▶ Task details
Reproduce every one of the following rows word for word, leaving the pictures out of your answer.

▶ Information provided

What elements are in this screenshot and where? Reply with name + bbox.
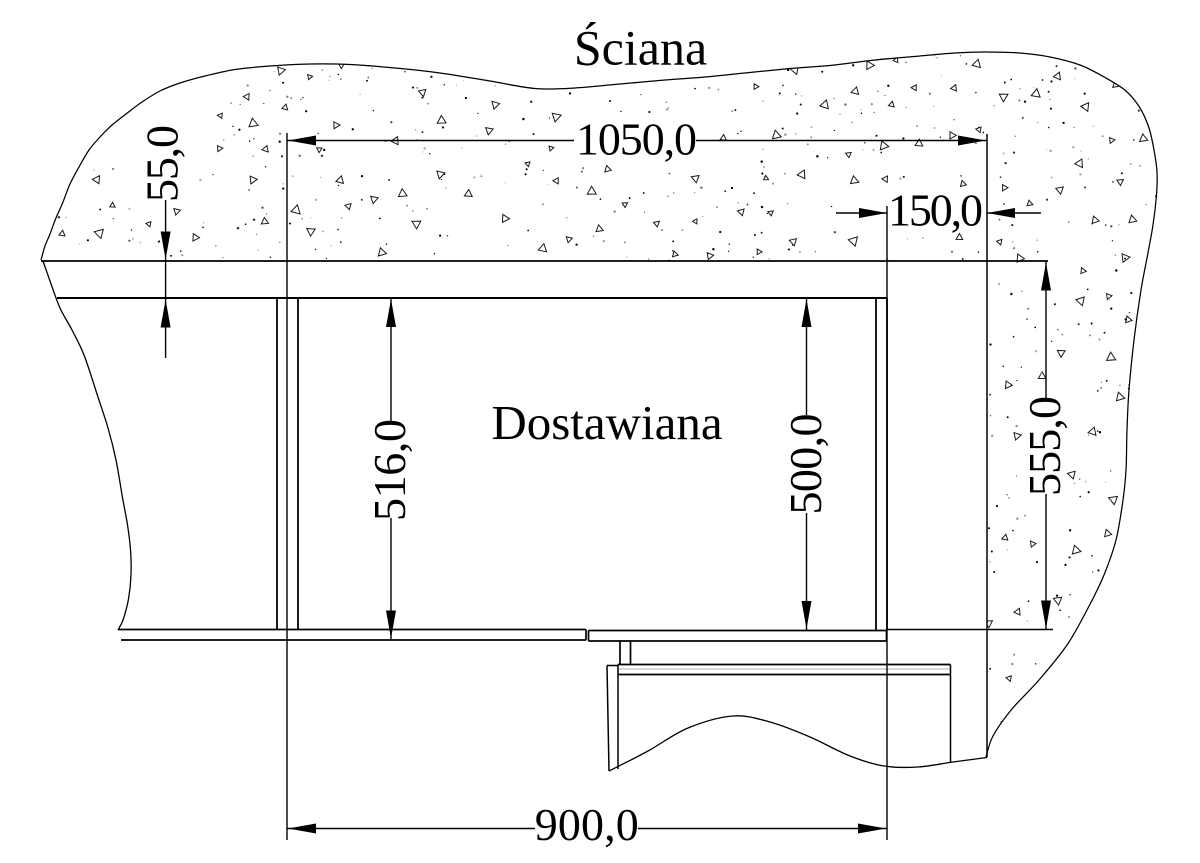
svg-text:55,0: 55,0 bbox=[137, 125, 188, 202]
svg-text:1050,0: 1050,0 bbox=[576, 114, 697, 165]
svg-text:555,0: 555,0 bbox=[1019, 396, 1070, 496]
svg-text:500,0: 500,0 bbox=[780, 414, 831, 515]
svg-text:516,0: 516,0 bbox=[364, 419, 415, 521]
svg-text:900,0: 900,0 bbox=[535, 799, 639, 850]
svg-text:150,0: 150,0 bbox=[888, 184, 983, 235]
svg-text:Dostawiana: Dostawiana bbox=[491, 395, 723, 450]
svg-text:Ściana: Ściana bbox=[574, 20, 707, 76]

▶ Result
What elements are in this screenshot and where? Reply with name + bbox.
svg-text:55,0: 55,0 bbox=[137, 125, 188, 202]
svg-text:1050,0: 1050,0 bbox=[576, 114, 697, 165]
svg-text:555,0: 555,0 bbox=[1019, 396, 1070, 496]
svg-text:500,0: 500,0 bbox=[780, 414, 831, 515]
svg-text:516,0: 516,0 bbox=[364, 419, 415, 521]
svg-text:900,0: 900,0 bbox=[535, 799, 639, 850]
svg-text:150,0: 150,0 bbox=[888, 184, 983, 235]
svg-text:Dostawiana: Dostawiana bbox=[491, 395, 723, 450]
svg-text:Ściana: Ściana bbox=[574, 20, 707, 76]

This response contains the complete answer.